RECORDED DATA:
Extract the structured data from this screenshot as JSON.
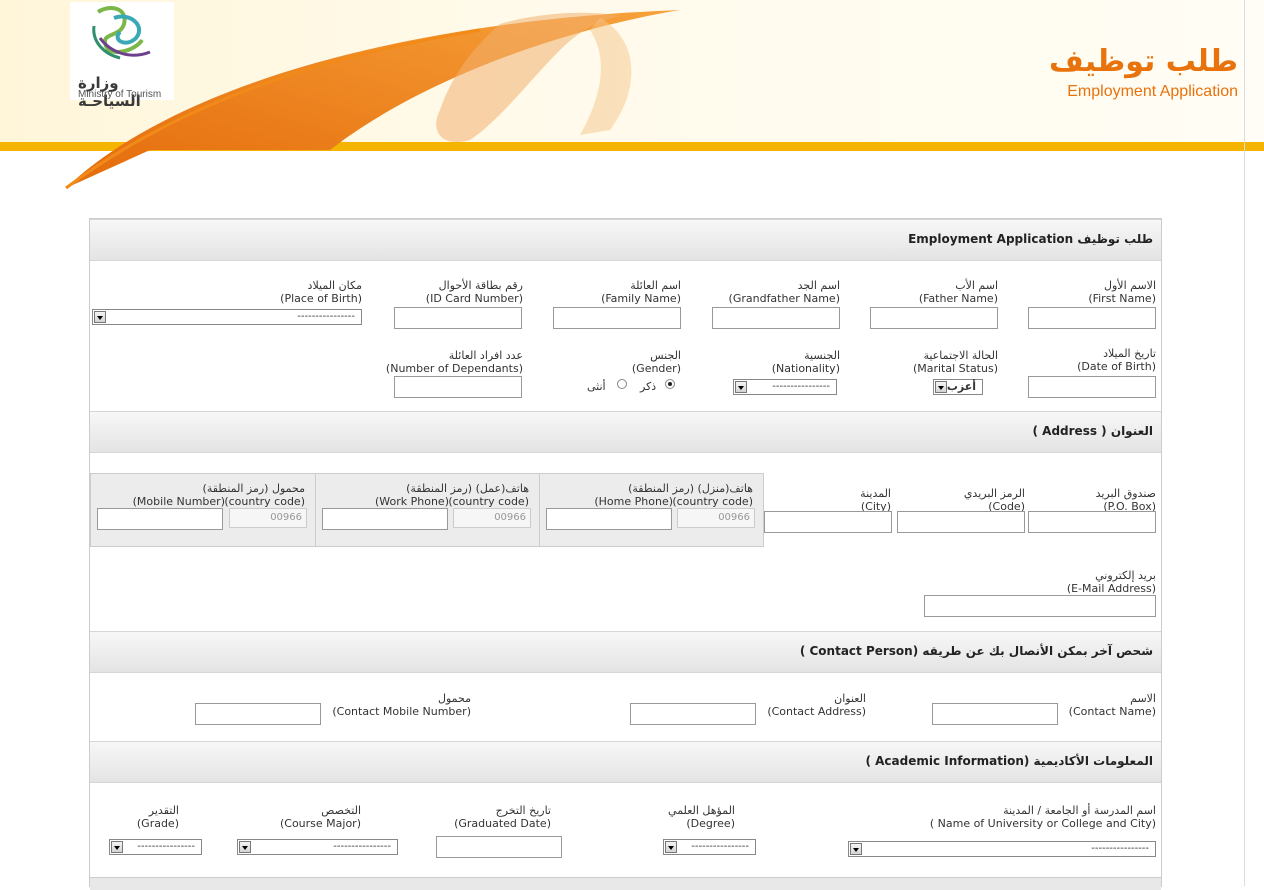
{
  "header": {
    "ministry_ar": "وزارة السياحـة",
    "ministry_en": "Ministry of Tourism",
    "title_ar": "طلب توظيف",
    "title_en": "Employment Application",
    "accent_color": "#e8720c"
  },
  "sections": {
    "personal": "طلب توظيف Employment Application",
    "address": "العنوان ( Address )",
    "contact": "شحص آخر بمكن الأنصال بك عن طريقه (Contact Person )",
    "academic": "المعلومات الأكاديمية (Academic Information )"
  },
  "personal": {
    "first_name_ar": "الاسم الأول",
    "first_name_en": "(First Name)",
    "father_name_ar": "اسم الأب",
    "father_name_en": "(Father Name)",
    "grandfather_name_ar": "اسم الجد",
    "grandfather_name_en": "(Grandfather Name)",
    "family_name_ar": "اسم العائلة",
    "family_name_en": "(Family Name)",
    "id_card_ar": "رقم بطاقة الأحوال",
    "id_card_en": "(ID Card Number)",
    "place_birth_ar": "مكان الميلاد",
    "place_birth_en": "(Place of Birth)",
    "place_birth_value": "----------------",
    "dob_ar": "تاريخ الميلاد",
    "dob_en": "(Date of Birth)",
    "marital_ar": "الحالة الاجتماعية",
    "marital_en": "(Marital Status)",
    "marital_value": "أعزب",
    "nationality_ar": "الجنسية",
    "nationality_en": "(Nationality)",
    "nationality_value": "----------------",
    "gender_ar": "الجنس",
    "gender_en": "(Gender)",
    "gender_male": "ذكر",
    "gender_female": "أنثى",
    "dependants_ar": "عدد افراد العائلة",
    "dependants_en": "(Number of Dependants)"
  },
  "address": {
    "pobox_ar": "صندوق البريد",
    "pobox_en": "(P.O. Box)",
    "code_ar": "الرمز البريدي",
    "code_en": "(Code)",
    "city_ar": "المدينة",
    "city_en": "(City)",
    "home_ar": "(رمز المنطقة)   هاتف(منزل)",
    "home_en": "(Home Phone)",
    "work_ar": "(رمز المنطقة)   هاتف(عمل)",
    "work_en": "(Work Phone)",
    "mobile_ar": "(رمز المنطقة)   محمول",
    "mobile_en": "(Mobile Number)",
    "country_code": "(country code)",
    "country_code_value": "00966",
    "email_ar": "بريد إلكتروني",
    "email_en": "(E-Mail Address)"
  },
  "contact": {
    "name_ar": "الاسم",
    "name_en": "(Contact Name)",
    "address_ar": "العنوان",
    "address_en": "(Contact Address)",
    "mobile_ar": "محمول",
    "mobile_en": "(Contact Mobile Number)"
  },
  "academic": {
    "univ_ar": "اسم المدرسة أو الجامعة / المدينة",
    "univ_en": "( Name of University or College and City)",
    "degree_ar": "المؤهل العلمي",
    "degree_en": "(Degree)",
    "grad_ar": "تاريخ التخرج",
    "grad_en": "(Graduated Date)",
    "major_ar": "التخصص",
    "major_en": "(Course Major)",
    "grade_ar": "التقدير",
    "grade_en": "(Grade)",
    "placeholder": "----------------"
  }
}
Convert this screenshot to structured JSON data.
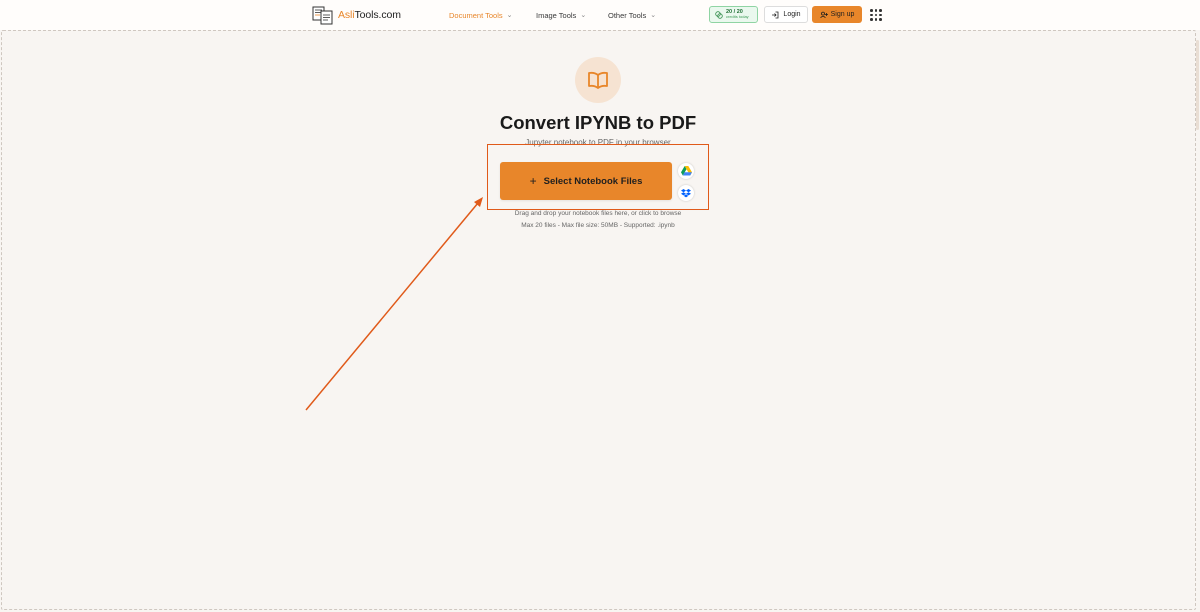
{
  "header": {
    "logo_prefix": "Asli",
    "logo_suffix": "Tools.com",
    "nav": [
      {
        "label": "Document Tools",
        "active": true
      },
      {
        "label": "Image Tools",
        "active": false
      },
      {
        "label": "Other Tools",
        "active": false
      }
    ],
    "credits": {
      "count": "20 / 20",
      "sub": "credits today"
    },
    "login_label": "Login",
    "signup_label": "Sign up"
  },
  "main": {
    "hero_icon": "book-open-icon",
    "title": "Convert IPYNB to PDF",
    "subtitle": "Jupyter notebook to PDF in your browser",
    "select_button_label": "Select Notebook Files",
    "hint_line1": "Drag and drop your notebook files here, or click to browse",
    "hint_line2": "Max 20 files - Max file size: 50MB - Supported: .ipynb"
  },
  "colors": {
    "accent": "#e8862a",
    "highlight": "#e05a1a",
    "background": "#f8f5f2"
  }
}
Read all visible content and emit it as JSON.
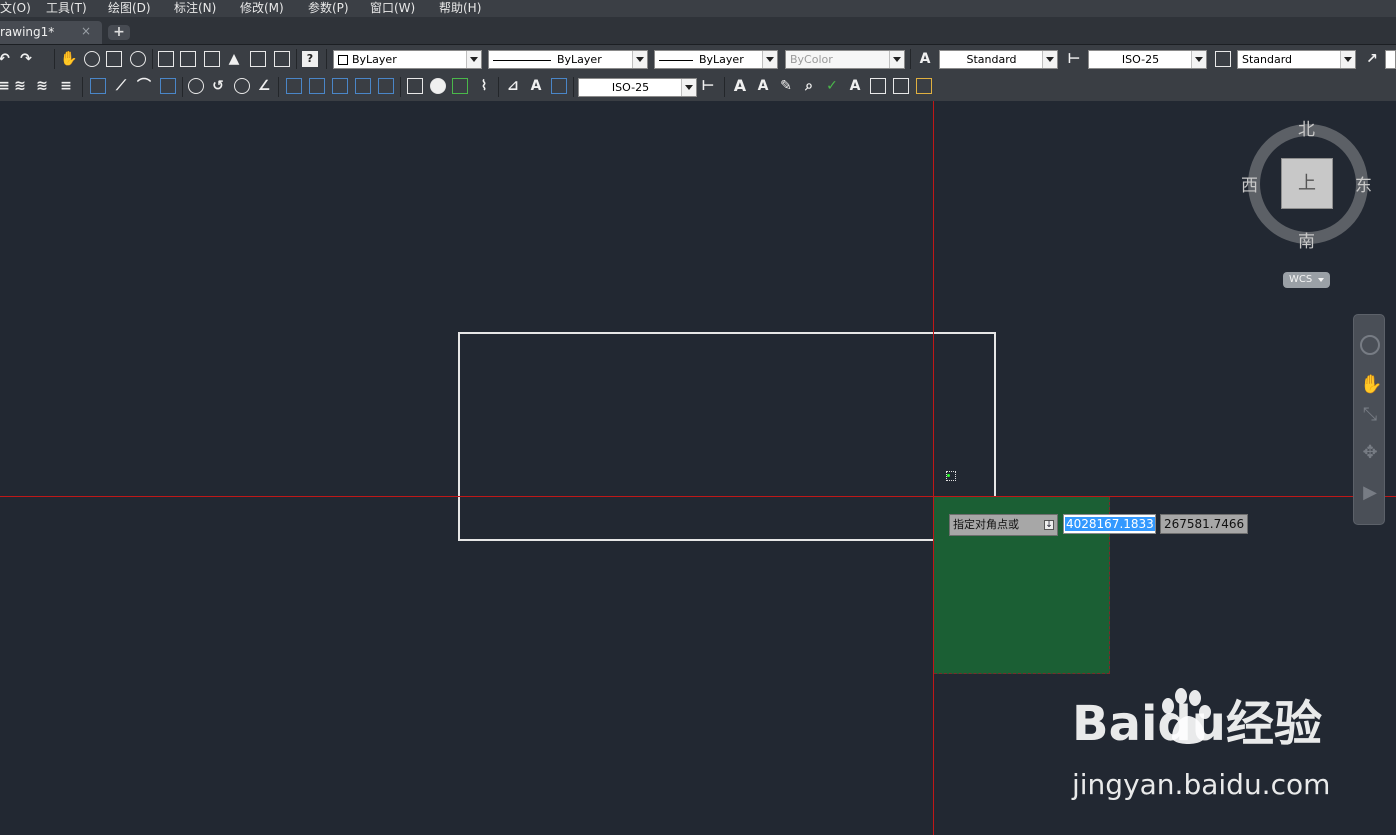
{
  "menubar": {
    "items": [
      "文(O)",
      "工具(T)",
      "绘图(D)",
      "标注(N)",
      "修改(M)",
      "参数(P)",
      "窗口(W)",
      "帮助(H)"
    ]
  },
  "tabs": {
    "active_label": "rawing1*",
    "close_glyph": "×",
    "new_tab_glyph": "+"
  },
  "properties_toolbar": {
    "layer_color": "ByLayer",
    "linetype": "ByLayer",
    "lineweight": "ByLayer",
    "plot_style": "ByColor",
    "text_style": "Standard",
    "dim_style": "ISO-25",
    "table_style": "Standard"
  },
  "dimension_toolbar": {
    "dim_style": "ISO-25"
  },
  "dynamic_input": {
    "prompt": "指定对角点或",
    "x_value": "4028167.1833",
    "y_value": "267581.7466"
  },
  "viewcube": {
    "north": "北",
    "south": "南",
    "east": "东",
    "west": "西",
    "face": "上",
    "wcs_label": "WCS"
  },
  "navbar": {
    "icons": [
      "steering-wheel-icon",
      "pan-icon",
      "zoom-icon",
      "orbit-icon",
      "showmotion-icon"
    ]
  },
  "watermark": {
    "brand": "Baidu经验",
    "url": "jingyan.baidu.com"
  },
  "colors": {
    "canvas": "#222832",
    "crosshair": "#c01818",
    "selection_window": "#1b5f34",
    "selected_text": "#3399ff"
  }
}
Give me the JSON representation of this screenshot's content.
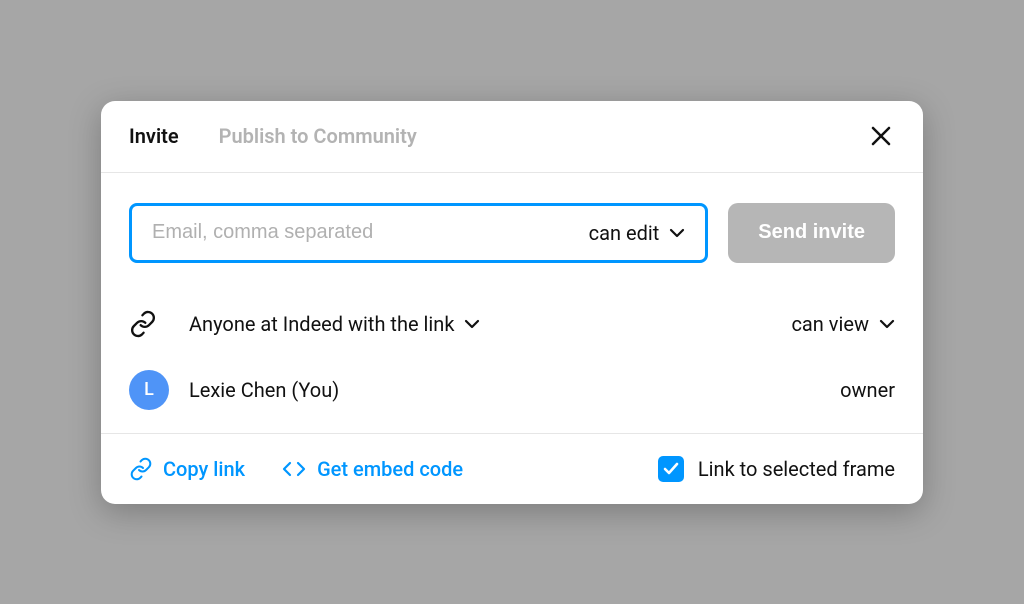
{
  "tabs": {
    "invite": "Invite",
    "publish": "Publish to Community"
  },
  "invite": {
    "email_placeholder": "Email, comma separated",
    "permission": "can edit",
    "send_button": "Send invite"
  },
  "link_sharing": {
    "description": "Anyone at Indeed with the link",
    "permission": "can view"
  },
  "user": {
    "initial": "L",
    "name": "Lexie Chen (You)",
    "role": "owner"
  },
  "footer": {
    "copy_link": "Copy link",
    "embed_code": "Get embed code",
    "link_frame": "Link to selected frame"
  },
  "colors": {
    "accent": "#0096ff",
    "avatar": "#4f94f7",
    "disabled": "#b6b6b6"
  }
}
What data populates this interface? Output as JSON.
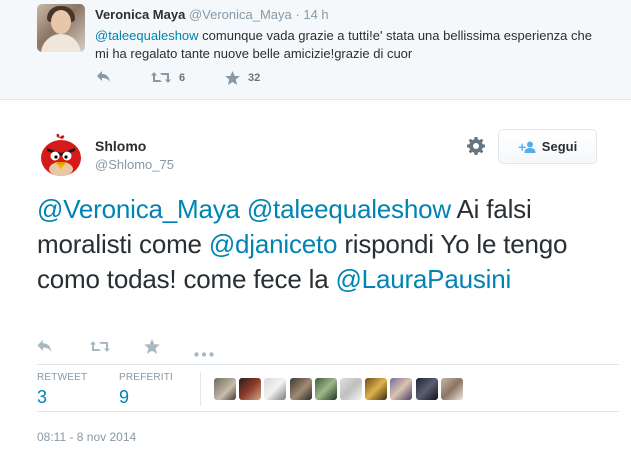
{
  "parent_tweet": {
    "name": "Veronica Maya",
    "handle": "@Veronica_Maya",
    "dot": "·",
    "time": "14 h",
    "mention": "@taleequaleshow",
    "text_rest": " comunque vada grazie a tutti!e' stata una bellissima esperienza che mi ha regalato tante nuove belle amicizie!grazie di cuor",
    "retweet_count": "6",
    "favorite_count": "32"
  },
  "main_tweet": {
    "name": "Shlomo",
    "handle": "@Shlomo_75",
    "follow_label": "Segui",
    "text": {
      "m1": "@Veronica_Maya",
      "s1": " ",
      "m2": "@taleequaleshow",
      "t1": " Ai falsi moralisti come ",
      "m3": "@djaniceto",
      "t2": " rispondi Yo le tengo como todas! come fece la ",
      "m4": "@LauraPausini"
    },
    "stats": {
      "retweet_label": "RETWEET",
      "retweet_value": "3",
      "favorites_label": "PREFERITI",
      "favorites_value": "9"
    },
    "date": "08:11 - 8 nov 2014"
  },
  "icons": {
    "reply": "reply-icon",
    "retweet": "retweet-icon",
    "favorite": "star-icon",
    "more": "more-icon",
    "gear": "gear-icon",
    "follow": "add-user-icon"
  },
  "colors": {
    "link": "#0084b4",
    "muted": "#8899a6",
    "text": "#292f33",
    "border": "#e1e8ed",
    "parent_bg": "#f5f8fa"
  }
}
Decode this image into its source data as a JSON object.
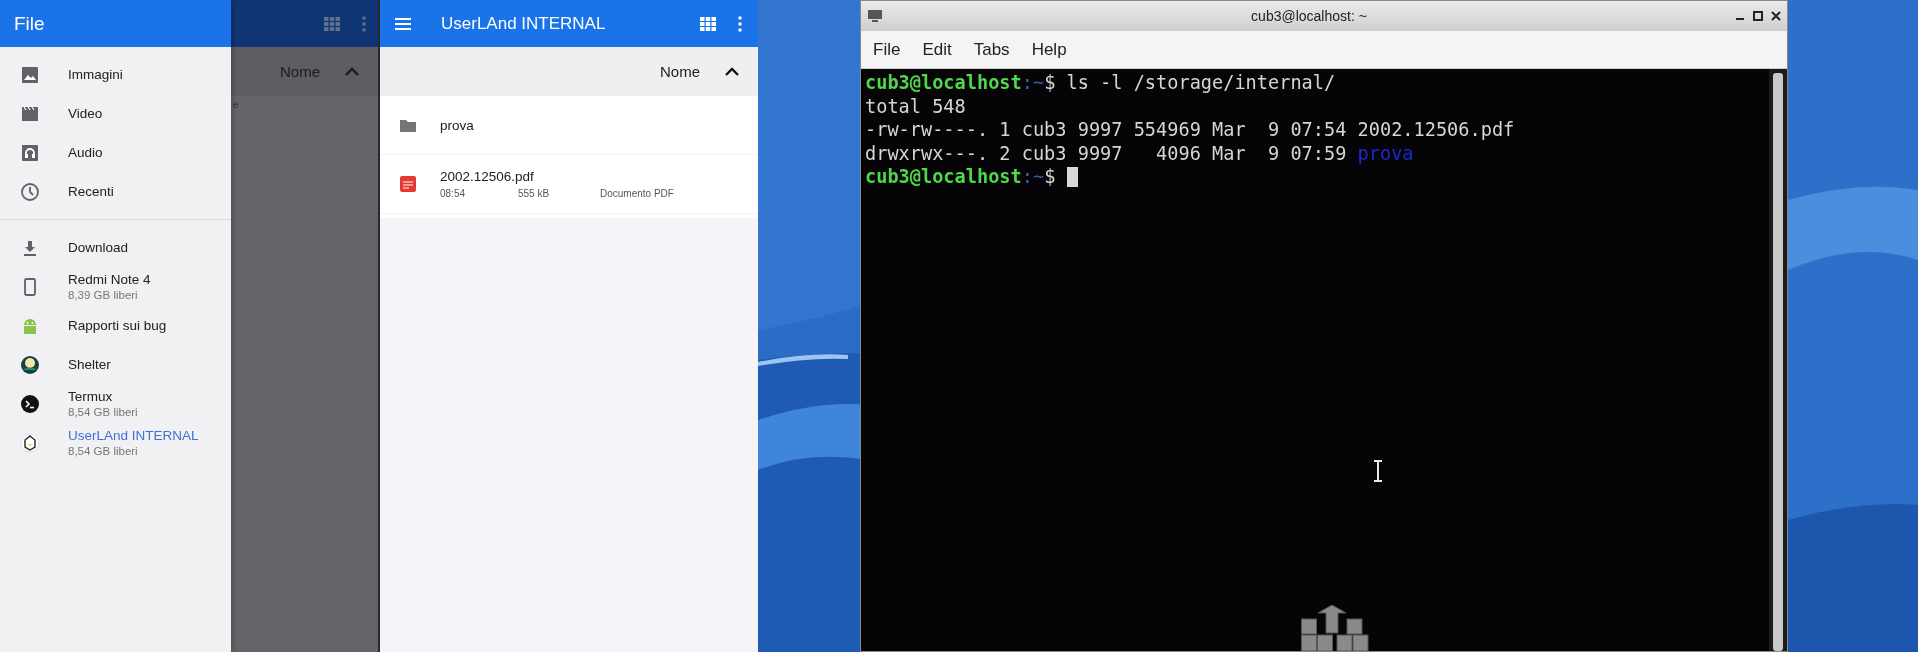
{
  "drawer_screen": {
    "appbar": {
      "title": "File"
    },
    "behind": {
      "sort_label": "Nome",
      "fragment": "e"
    },
    "drawer": {
      "sections": [
        {
          "items": [
            {
              "kind": "images",
              "label": "Immagini",
              "selected": false
            },
            {
              "kind": "video",
              "label": "Video",
              "selected": false
            },
            {
              "kind": "audio",
              "label": "Audio",
              "selected": false
            },
            {
              "kind": "recent",
              "label": "Recenti",
              "selected": false
            }
          ]
        },
        {
          "items": [
            {
              "kind": "download",
              "label": "Download",
              "selected": false
            },
            {
              "kind": "phone",
              "label": "Redmi Note 4",
              "subtitle": "8,39 GB liberi",
              "selected": false
            },
            {
              "kind": "android",
              "label": "Rapporti sui bug",
              "selected": false
            },
            {
              "kind": "shelter",
              "label": "Shelter",
              "selected": false
            },
            {
              "kind": "termux",
              "label": "Termux",
              "subtitle": "8,54 GB liberi",
              "selected": false
            },
            {
              "kind": "userland",
              "label": "UserLAnd INTERNAL",
              "subtitle": "8,54 GB liberi",
              "selected": true
            }
          ]
        }
      ]
    }
  },
  "file_screen": {
    "appbar": {
      "title": "UserLAnd INTERNAL"
    },
    "sort": {
      "label": "Nome"
    },
    "files": [
      {
        "kind": "folder",
        "name": "prova"
      },
      {
        "kind": "pdf",
        "name": "2002.12506.pdf",
        "time": "08:54",
        "size": "555 kB",
        "type": "Documento PDF"
      }
    ]
  },
  "terminal": {
    "title": "cub3@localhost: ~",
    "menu": [
      "File",
      "Edit",
      "Tabs",
      "Help"
    ],
    "lines": [
      {
        "cursor": false,
        "parts": [
          {
            "kind": "prompt",
            "text": "cub3@localhost"
          },
          {
            "kind": "path",
            "text": ":~"
          },
          {
            "kind": "plain",
            "text": "$ ls -l /storage/internal/"
          }
        ]
      },
      {
        "cursor": false,
        "parts": [
          {
            "kind": "plain",
            "text": "total 548"
          }
        ]
      },
      {
        "cursor": false,
        "parts": [
          {
            "kind": "plain",
            "text": "-rw-rw----. 1 cub3 9997 554969 Mar  9 07:54 2002.12506.pdf"
          }
        ]
      },
      {
        "cursor": false,
        "parts": [
          {
            "kind": "plain",
            "text": "drwxrwx---. 2 cub3 9997   4096 Mar  9 07:59 "
          },
          {
            "kind": "dir",
            "text": "prova"
          }
        ]
      },
      {
        "cursor": true,
        "parts": [
          {
            "kind": "prompt",
            "text": "cub3@localhost"
          },
          {
            "kind": "path",
            "text": ":~"
          },
          {
            "kind": "plain",
            "text": "$ "
          }
        ]
      }
    ]
  }
}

WHAT IS NEEDED:
State only how many lines in the material include "Application".

SOLVED EXERCISE:
2